• _Extracted entries_
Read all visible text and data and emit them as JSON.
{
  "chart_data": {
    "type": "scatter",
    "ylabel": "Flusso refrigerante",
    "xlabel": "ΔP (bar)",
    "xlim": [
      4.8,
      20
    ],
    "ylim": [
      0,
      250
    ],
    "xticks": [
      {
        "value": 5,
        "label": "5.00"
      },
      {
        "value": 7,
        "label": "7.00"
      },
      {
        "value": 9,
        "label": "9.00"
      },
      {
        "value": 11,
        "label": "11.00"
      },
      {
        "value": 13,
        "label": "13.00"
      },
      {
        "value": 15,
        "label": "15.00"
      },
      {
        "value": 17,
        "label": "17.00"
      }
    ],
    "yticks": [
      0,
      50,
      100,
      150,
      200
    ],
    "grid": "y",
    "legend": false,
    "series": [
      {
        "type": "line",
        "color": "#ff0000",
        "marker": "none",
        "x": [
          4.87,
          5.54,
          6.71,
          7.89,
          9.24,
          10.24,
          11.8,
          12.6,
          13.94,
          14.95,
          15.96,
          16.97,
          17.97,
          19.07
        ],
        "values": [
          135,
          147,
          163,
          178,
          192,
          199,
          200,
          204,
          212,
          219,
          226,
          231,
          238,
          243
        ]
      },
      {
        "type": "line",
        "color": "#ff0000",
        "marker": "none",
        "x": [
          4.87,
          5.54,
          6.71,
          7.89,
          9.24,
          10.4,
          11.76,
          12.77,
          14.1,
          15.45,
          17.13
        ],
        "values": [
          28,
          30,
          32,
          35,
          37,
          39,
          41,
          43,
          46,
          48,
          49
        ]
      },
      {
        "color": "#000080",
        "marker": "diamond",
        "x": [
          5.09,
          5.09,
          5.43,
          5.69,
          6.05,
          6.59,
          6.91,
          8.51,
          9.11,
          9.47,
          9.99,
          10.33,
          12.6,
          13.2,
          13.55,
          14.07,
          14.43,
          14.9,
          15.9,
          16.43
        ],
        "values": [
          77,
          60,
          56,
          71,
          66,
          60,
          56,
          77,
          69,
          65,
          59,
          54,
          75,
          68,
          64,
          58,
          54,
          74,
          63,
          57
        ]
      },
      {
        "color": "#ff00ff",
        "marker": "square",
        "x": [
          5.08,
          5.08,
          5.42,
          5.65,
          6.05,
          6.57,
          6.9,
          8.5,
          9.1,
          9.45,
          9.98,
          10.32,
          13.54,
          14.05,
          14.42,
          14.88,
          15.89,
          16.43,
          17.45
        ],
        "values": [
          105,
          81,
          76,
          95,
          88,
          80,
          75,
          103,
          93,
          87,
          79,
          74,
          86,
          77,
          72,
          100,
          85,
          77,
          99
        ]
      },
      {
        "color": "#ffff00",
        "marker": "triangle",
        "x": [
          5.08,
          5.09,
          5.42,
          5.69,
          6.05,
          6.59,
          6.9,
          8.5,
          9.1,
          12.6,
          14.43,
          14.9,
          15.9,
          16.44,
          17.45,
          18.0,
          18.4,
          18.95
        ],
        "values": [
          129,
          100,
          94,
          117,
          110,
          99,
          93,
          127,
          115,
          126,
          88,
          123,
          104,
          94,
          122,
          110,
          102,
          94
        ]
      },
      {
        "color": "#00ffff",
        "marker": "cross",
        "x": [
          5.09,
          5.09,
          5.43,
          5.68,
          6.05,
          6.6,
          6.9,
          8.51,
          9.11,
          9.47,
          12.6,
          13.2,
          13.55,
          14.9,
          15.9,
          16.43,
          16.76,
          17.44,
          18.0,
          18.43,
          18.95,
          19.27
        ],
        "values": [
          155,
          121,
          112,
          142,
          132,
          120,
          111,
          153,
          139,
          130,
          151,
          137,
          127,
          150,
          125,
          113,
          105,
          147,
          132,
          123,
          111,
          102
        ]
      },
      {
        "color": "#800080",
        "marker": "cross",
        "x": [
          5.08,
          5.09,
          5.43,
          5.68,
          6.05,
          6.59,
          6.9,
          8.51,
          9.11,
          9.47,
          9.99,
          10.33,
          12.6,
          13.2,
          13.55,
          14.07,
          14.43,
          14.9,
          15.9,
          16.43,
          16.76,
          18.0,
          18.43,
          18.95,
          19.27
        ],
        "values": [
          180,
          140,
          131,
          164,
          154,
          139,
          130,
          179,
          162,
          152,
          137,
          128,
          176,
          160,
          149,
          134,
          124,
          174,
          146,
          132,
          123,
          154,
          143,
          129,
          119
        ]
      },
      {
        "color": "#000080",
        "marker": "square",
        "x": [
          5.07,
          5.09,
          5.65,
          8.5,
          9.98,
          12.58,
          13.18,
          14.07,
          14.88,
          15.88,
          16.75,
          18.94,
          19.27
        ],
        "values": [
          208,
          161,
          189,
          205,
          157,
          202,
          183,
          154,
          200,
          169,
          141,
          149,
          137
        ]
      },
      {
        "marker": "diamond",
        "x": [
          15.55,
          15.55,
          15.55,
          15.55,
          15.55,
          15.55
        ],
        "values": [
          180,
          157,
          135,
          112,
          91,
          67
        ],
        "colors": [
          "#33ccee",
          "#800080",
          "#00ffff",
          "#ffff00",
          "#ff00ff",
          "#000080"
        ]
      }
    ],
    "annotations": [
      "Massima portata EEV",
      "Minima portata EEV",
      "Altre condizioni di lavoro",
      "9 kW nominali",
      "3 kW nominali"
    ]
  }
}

• _Description of the task_
Recopy the entries above exactly, with every line included.

• _Answer to this exercise_
Read all visible text and data and emit them as JSON.
{
  "chart_data": {
    "type": "scatter",
    "ylabel": "Flusso refrigerante",
    "xlabel": "ΔP (bar)",
    "xlim": [
      4.8,
      20
    ],
    "ylim": [
      0,
      250
    ],
    "xticks": [
      {
        "value": 5,
        "label": "5.00"
      },
      {
        "value": 7,
        "label": "7.00"
      },
      {
        "value": 9,
        "label": "9.00"
      },
      {
        "value": 11,
        "label": "11.00"
      },
      {
        "value": 13,
        "label": "13.00"
      },
      {
        "value": 15,
        "label": "15.00"
      },
      {
        "value": 17,
        "label": "17.00"
      }
    ],
    "yticks": [
      0,
      50,
      100,
      150,
      200
    ],
    "grid": "y",
    "legend": false,
    "series": [
      {
        "type": "line",
        "color": "#ff0000",
        "marker": "none",
        "x": [
          4.87,
          5.54,
          6.71,
          7.89,
          9.24,
          10.24,
          11.8,
          12.6,
          13.94,
          14.95,
          15.96,
          16.97,
          17.97,
          19.07
        ],
        "values": [
          135,
          147,
          163,
          178,
          192,
          199,
          200,
          204,
          212,
          219,
          226,
          231,
          238,
          243
        ]
      },
      {
        "type": "line",
        "color": "#ff0000",
        "marker": "none",
        "x": [
          4.87,
          5.54,
          6.71,
          7.89,
          9.24,
          10.4,
          11.76,
          12.77,
          14.1,
          15.45,
          17.13
        ],
        "values": [
          28,
          30,
          32,
          35,
          37,
          39,
          41,
          43,
          46,
          48,
          49
        ]
      },
      {
        "color": "#000080",
        "marker": "diamond",
        "x": [
          5.09,
          5.09,
          5.43,
          5.69,
          6.05,
          6.59,
          6.91,
          8.51,
          9.11,
          9.47,
          9.99,
          10.33,
          12.6,
          13.2,
          13.55,
          14.07,
          14.43,
          14.9,
          15.9,
          16.43
        ],
        "values": [
          77,
          60,
          56,
          71,
          66,
          60,
          56,
          77,
          69,
          65,
          59,
          54,
          75,
          68,
          64,
          58,
          54,
          74,
          63,
          57
        ]
      },
      {
        "color": "#ff00ff",
        "marker": "square",
        "x": [
          5.08,
          5.08,
          5.42,
          5.65,
          6.05,
          6.57,
          6.9,
          8.5,
          9.1,
          9.45,
          9.98,
          10.32,
          13.54,
          14.05,
          14.42,
          14.88,
          15.89,
          16.43,
          17.45
        ],
        "values": [
          105,
          81,
          76,
          95,
          88,
          80,
          75,
          103,
          93,
          87,
          79,
          74,
          86,
          77,
          72,
          100,
          85,
          77,
          99
        ]
      },
      {
        "color": "#ffff00",
        "marker": "triangle",
        "x": [
          5.08,
          5.09,
          5.42,
          5.69,
          6.05,
          6.59,
          6.9,
          8.5,
          9.1,
          12.6,
          14.43,
          14.9,
          15.9,
          16.44,
          17.45,
          18.0,
          18.4,
          18.95
        ],
        "values": [
          129,
          100,
          94,
          117,
          110,
          99,
          93,
          127,
          115,
          126,
          88,
          123,
          104,
          94,
          122,
          110,
          102,
          94
        ]
      },
      {
        "color": "#00ffff",
        "marker": "cross",
        "x": [
          5.09,
          5.09,
          5.43,
          5.68,
          6.05,
          6.6,
          6.9,
          8.51,
          9.11,
          9.47,
          12.6,
          13.2,
          13.55,
          14.9,
          15.9,
          16.43,
          16.76,
          17.44,
          18.0,
          18.43,
          18.95,
          19.27
        ],
        "values": [
          155,
          121,
          112,
          142,
          132,
          120,
          111,
          153,
          139,
          130,
          151,
          137,
          127,
          150,
          125,
          113,
          105,
          147,
          132,
          123,
          111,
          102
        ]
      },
      {
        "color": "#800080",
        "marker": "cross",
        "x": [
          5.08,
          5.09,
          5.43,
          5.68,
          6.05,
          6.59,
          6.9,
          8.51,
          9.11,
          9.47,
          9.99,
          10.33,
          12.6,
          13.2,
          13.55,
          14.07,
          14.43,
          14.9,
          15.9,
          16.43,
          16.76,
          18.0,
          18.43,
          18.95,
          19.27
        ],
        "values": [
          180,
          140,
          131,
          164,
          154,
          139,
          130,
          179,
          162,
          152,
          137,
          128,
          176,
          160,
          149,
          134,
          124,
          174,
          146,
          132,
          123,
          154,
          143,
          129,
          119
        ]
      },
      {
        "color": "#000080",
        "marker": "square",
        "x": [
          5.07,
          5.09,
          5.65,
          8.5,
          9.98,
          12.58,
          13.18,
          14.07,
          14.88,
          15.88,
          16.75,
          18.94,
          19.27
        ],
        "values": [
          208,
          161,
          189,
          205,
          157,
          202,
          183,
          154,
          200,
          169,
          141,
          149,
          137
        ]
      },
      {
        "marker": "diamond",
        "x": [
          15.55,
          15.55,
          15.55,
          15.55,
          15.55,
          15.55
        ],
        "values": [
          180,
          157,
          135,
          112,
          91,
          67
        ],
        "colors": [
          "#33ccee",
          "#800080",
          "#00ffff",
          "#ffff00",
          "#ff00ff",
          "#000080"
        ]
      }
    ],
    "annotations": [
      "Massima portata EEV",
      "Minima portata EEV",
      "Altre condizioni di lavoro",
      "9 kW nominali",
      "3 kW nominali"
    ]
  }
}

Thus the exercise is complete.